▶ **Tugas Tertulis**
(1) Tuliskan ulang bagian teks tentang kebaikan dari "Seorang anak berbuat" sampai "telah menjadi ayah." tanpa mengubah satu kata pun.
(2) Dalam kutipan teks tentang kebaikan, apa saja reaksi kita yang disebutkan ketika kita belum bisa melihat kebaikan itu saat mengalaminya?

▶ **Kutipan Teks**
====================
Baik itu relatif dalam kacamata obyektif, tapi absolut dalam kacamata subyektif. Kita mungkin berkata hujan itu tidak baik ketika berencana bermain di luar ruangan. Sebaliknya akan berkata itu baik saat sedang menghadapi kebakaran.
Seorang anak berbuat kesalahan, mengakuinya kepada sang ayah, berharap ayahnya serta merta membebaskannya dari konsekuensi yang harus ditanggung. Ayahnya tentu saja memaafkan, tapi konsekuensi tidak bisa dihindarkan, disiplin harus ditegakkan. Bagi si anak mungkin tindakan disiplin itu dirasa tidak baik, tapi dalam pandangan sang ayah itulah kebaikan. Diperlukan beberapa tahun bagi si anak untuk menyadari maksud kebaikan yang terwujud dalam pendisiplinan ayahnya. Bahkan mungkin dia baru bisa memahaminya saat telah menjadi ayah.
Hubungan serupa juga terlihat pada atlet dengan pelatih, murid dengan guru, dan makhluk dengan penciptanya. Kita mengalami didikan, ganjaran, larangan, semata-mata untuk kebaikan. Masalahnya, kita belum bisa melihat kebaikan itu pada saat mengalaminya. Lalu kita bereaksi marah, protes, memberontak, dan pergi. Setelah lama mengembara dan menjadi bijaksana kita teringat akan peristiwa-peristiwa masa lalu yang dulu kita anggap sebagai kejahatan, kemalangan, keburukan, ternyata itulah yang membuat kita menjadi bijaksana. Kita mulai sadar dan berterimakasih kepada para pendidik terdahulu.
====================
▶ **Materi yang Disediakan**

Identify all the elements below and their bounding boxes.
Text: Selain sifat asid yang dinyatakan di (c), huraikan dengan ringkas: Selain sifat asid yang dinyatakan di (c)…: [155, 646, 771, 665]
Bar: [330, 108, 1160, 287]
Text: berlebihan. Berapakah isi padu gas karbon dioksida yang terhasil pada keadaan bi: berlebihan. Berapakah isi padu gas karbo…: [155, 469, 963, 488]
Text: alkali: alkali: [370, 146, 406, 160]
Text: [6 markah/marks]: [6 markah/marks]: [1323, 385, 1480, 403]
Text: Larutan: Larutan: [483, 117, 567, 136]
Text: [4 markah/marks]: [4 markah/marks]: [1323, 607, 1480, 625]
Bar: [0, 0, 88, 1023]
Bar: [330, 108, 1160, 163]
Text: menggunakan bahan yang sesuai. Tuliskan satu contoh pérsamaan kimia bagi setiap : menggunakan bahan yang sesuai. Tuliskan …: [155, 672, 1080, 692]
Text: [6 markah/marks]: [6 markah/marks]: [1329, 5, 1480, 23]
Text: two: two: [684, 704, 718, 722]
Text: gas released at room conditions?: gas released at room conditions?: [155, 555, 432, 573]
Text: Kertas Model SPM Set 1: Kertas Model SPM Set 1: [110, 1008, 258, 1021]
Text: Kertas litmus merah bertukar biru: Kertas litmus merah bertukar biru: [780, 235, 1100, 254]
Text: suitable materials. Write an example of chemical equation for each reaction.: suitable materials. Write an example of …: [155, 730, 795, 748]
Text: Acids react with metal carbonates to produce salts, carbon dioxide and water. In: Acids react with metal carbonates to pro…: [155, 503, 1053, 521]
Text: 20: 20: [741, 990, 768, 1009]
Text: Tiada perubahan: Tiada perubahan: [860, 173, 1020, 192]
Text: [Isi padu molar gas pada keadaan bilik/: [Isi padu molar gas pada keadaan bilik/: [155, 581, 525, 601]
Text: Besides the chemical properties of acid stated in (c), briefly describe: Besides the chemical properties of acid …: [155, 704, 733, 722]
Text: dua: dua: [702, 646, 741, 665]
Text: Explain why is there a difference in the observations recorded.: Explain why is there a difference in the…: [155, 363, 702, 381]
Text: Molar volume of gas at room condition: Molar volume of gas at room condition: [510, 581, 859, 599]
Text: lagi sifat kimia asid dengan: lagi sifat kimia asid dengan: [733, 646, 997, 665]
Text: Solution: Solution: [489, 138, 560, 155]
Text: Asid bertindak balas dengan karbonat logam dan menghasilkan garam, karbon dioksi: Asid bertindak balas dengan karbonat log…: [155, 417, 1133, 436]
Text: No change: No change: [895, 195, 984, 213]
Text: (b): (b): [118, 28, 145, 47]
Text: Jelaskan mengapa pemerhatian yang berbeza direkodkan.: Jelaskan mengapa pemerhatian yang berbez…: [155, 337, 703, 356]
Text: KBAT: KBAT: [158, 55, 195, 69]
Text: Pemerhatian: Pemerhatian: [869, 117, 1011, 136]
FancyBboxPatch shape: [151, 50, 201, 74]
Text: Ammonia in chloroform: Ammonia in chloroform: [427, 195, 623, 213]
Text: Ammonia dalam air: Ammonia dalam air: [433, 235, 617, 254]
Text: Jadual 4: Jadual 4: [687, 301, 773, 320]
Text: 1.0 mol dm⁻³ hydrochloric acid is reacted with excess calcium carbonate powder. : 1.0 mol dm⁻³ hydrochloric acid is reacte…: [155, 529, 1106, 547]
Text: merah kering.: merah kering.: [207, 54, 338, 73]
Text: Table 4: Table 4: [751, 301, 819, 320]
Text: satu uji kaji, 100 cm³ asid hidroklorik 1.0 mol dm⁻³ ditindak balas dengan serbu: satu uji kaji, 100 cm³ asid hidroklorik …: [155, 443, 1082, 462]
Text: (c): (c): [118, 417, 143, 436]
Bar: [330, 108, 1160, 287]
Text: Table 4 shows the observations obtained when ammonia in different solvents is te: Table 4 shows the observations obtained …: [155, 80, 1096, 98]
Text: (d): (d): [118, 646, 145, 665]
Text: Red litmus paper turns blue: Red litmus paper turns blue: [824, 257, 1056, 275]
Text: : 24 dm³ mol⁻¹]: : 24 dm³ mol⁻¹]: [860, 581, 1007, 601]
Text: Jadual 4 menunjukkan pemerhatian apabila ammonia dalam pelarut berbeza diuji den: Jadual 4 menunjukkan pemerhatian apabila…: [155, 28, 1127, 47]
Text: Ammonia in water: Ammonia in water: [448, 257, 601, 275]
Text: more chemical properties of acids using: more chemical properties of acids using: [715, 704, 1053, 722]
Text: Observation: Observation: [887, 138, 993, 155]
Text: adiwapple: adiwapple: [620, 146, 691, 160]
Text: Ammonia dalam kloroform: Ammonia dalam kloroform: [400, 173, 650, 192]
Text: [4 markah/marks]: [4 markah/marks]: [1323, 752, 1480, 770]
====================
▶ **Jawaban Tertulis**
(1)
Seorang anak berbuat kesalahan, mengakuinya kepada sang ayah, berharap ayahnya serta merta membebaskannya dari konsekuensi yang harus ditanggung. Ayahnya tentu saja memaafkan, tapi konsekuensi tidak bisa dihindarkan, disiplin harus ditegakkan. Bagi si anak mungkin tindakan disiplin itu dirasa tidak baik, tapi dalam pandangan sang ayah itulah kebaikan. Diperlukan beberapa tahun bagi si anak untuk menyadari maksud kebaikan yang terwujud dalam pendisiplinan ayahnya. Bahkan mungkin dia baru bisa memahaminya saat telah menjadi ayah.

(2) Marah, protes, memberontak, dan pergi.